● PROBLEM REQUIREMENTS: Examine each line of the data. Copy the line if it includes the word "name".
---+---
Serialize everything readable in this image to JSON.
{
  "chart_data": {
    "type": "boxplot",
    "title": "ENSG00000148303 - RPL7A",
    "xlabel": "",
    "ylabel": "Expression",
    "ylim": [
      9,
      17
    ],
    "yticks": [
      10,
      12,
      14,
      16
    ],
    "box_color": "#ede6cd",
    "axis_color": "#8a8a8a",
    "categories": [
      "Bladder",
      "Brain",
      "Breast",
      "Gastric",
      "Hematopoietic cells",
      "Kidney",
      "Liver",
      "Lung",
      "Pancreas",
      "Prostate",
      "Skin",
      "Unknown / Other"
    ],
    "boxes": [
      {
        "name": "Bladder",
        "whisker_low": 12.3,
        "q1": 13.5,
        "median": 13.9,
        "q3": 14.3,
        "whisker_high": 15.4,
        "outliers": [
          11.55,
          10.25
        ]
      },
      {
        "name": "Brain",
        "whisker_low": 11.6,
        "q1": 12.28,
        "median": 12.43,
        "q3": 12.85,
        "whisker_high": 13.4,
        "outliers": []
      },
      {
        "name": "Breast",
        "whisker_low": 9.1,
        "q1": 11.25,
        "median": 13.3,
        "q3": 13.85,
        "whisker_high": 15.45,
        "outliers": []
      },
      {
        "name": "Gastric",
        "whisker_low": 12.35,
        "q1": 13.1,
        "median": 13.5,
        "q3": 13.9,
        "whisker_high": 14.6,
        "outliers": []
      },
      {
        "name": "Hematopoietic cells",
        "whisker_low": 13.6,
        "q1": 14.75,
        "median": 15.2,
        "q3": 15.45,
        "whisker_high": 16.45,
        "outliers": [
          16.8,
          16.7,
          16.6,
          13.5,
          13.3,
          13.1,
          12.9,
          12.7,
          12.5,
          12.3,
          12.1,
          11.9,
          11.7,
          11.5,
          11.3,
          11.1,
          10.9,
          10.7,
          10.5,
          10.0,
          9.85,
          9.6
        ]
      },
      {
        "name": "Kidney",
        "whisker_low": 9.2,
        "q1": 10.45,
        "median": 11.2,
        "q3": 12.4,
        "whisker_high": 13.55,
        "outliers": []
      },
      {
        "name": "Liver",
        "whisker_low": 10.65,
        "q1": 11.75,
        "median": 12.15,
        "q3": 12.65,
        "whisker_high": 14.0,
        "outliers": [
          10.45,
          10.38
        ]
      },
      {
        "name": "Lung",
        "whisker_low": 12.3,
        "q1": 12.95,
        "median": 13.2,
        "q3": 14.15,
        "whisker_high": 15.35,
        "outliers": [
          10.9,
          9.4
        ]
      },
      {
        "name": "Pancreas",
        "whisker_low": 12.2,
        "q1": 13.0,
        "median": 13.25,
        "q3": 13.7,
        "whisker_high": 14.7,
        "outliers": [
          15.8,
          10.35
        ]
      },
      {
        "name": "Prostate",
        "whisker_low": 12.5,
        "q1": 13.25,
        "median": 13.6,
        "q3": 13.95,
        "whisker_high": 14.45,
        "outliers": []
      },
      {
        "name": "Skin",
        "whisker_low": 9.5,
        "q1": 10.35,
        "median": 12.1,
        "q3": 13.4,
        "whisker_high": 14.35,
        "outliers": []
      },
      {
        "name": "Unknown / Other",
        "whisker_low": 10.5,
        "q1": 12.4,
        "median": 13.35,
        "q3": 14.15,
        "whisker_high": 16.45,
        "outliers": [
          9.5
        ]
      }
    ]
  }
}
---+---
● THE COMPLETED TASK:
        "name": "Bladder",
        "name": "Brain",
        "name": "Breast",
        "name": "Gastric",
        "name": "Hematopoietic cells",
        "name": "Kidney",
        "name": "Liver",
        "name": "Lung",
        "name": "Pancreas",
        "name": "Prostate",
        "name": "Skin",
        "name": "Unknown / Other",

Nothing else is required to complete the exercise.